[Data records]
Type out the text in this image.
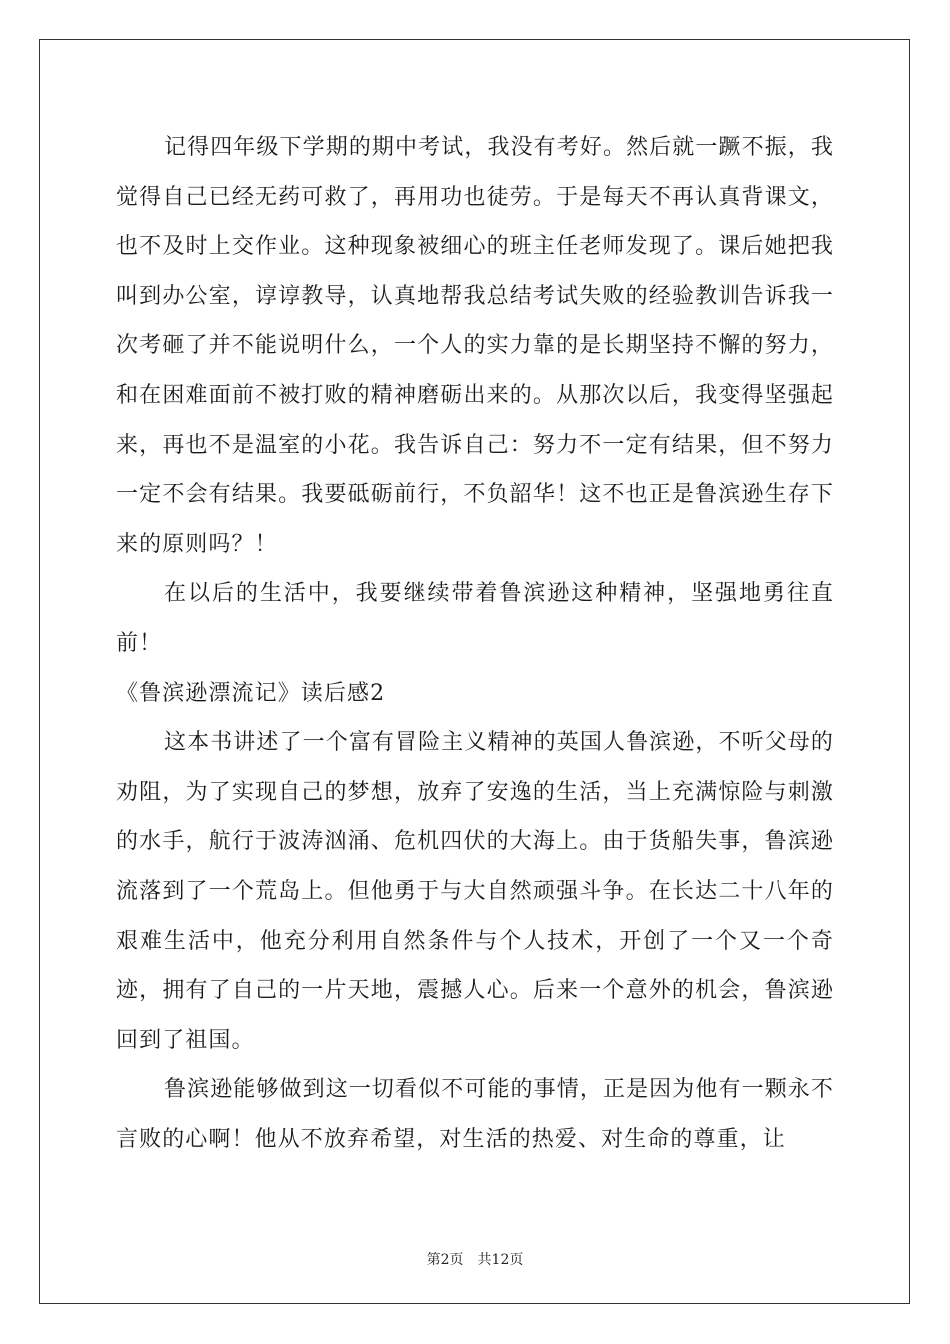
记得四年级下学期的期中考试，我没有考好。然后就一蹶不振，我觉得自己已经无药可救了，再用功也徒劳。于是每天不再认真背课文，也不及时上交作业。这种现象被细心的班主任老师发现了。课后她把我叫到办公室，谆谆教导，认真地帮我总结考试失败的经验教训告诉我一次考砸了并不能说明什么，一个人的实力靠的是长期坚持不懈的努力，和在困难面前不被打败的精神磨砺出来的。从那次以后，我变得坚强起来，再也不是温室的小花。我告诉自己：努力不一定有结果，但不努力一定不会有结果。我要砥砺前行，不负韶华！这不也正是鲁滨逊生存下来的原则吗？！

在以后的生活中，我要继续带着鲁滨逊这种精神，坚强地勇往直前！

《鲁滨逊漂流记》读后感2

这本书讲述了一个富有冒险主义精神的英国人鲁滨逊，不听父母的劝阻，为了实现自己的梦想，放弃了安逸的生活，当上充满惊险与刺激的水手，航行于波涛汹涌、危机四伏的大海上。由于货船失事，鲁滨逊流落到了一个荒岛上。但他勇于与大自然顽强斗争。在长达二十八年的艰难生活中，他充分利用自然条件与个人技术，开创了一个又一个奇迹，拥有了自己的一片天地，震撼人心。后来一个意外的机会，鲁滨逊回到了祖国。

鲁滨逊能够做到这一切看似不可能的事情，正是因为他有一颗永不言败的心啊！他从不放弃希望，对生活的热爱、对生命的尊重，让

第2页 共12页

What you have to do
Leave out the pictures and return every record word for word.

Worked solution
Type out the text in this image.
记得四年级下学期的期中考试，我没有考好。然后就一蹶不振，我觉得自己已经无药可救了，再用功也徒劳。于是每天不再认真背课文，也不及时上交作业。这种现象被细心的班主任老师发现了。课后她把我叫到办公室，谆谆教导，认真地帮我总结考试失败的经验教训告诉我一次考砸了并不能说明什么，一个人的实力靠的是长期坚持不懈的努力，和在困难面前不被打败的精神磨砺出来的。从那次以后，我变得坚强起来，再也不是温室的小花。我告诉自己：努力不一定有结果，但不努力一定不会有结果。我要砥砺前行，不负韶华！这不也正是鲁滨逊生存下来的原则吗？！

在以后的生活中，我要继续带着鲁滨逊这种精神，坚强地勇往直前！

《鲁滨逊漂流记》读后感2

这本书讲述了一个富有冒险主义精神的英国人鲁滨逊，不听父母的劝阻，为了实现自己的梦想，放弃了安逸的生活，当上充满惊险与刺激的水手，航行于波涛汹涌、危机四伏的大海上。由于货船失事，鲁滨逊流落到了一个荒岛上。但他勇于与大自然顽强斗争。在长达二十八年的艰难生活中，他充分利用自然条件与个人技术，开创了一个又一个奇迹，拥有了自己的一片天地，震撼人心。后来一个意外的机会，鲁滨逊回到了祖国。

鲁滨逊能够做到这一切看似不可能的事情，正是因为他有一颗永不言败的心啊！他从不放弃希望，对生活的热爱、对生命的尊重，让

第2页 共12页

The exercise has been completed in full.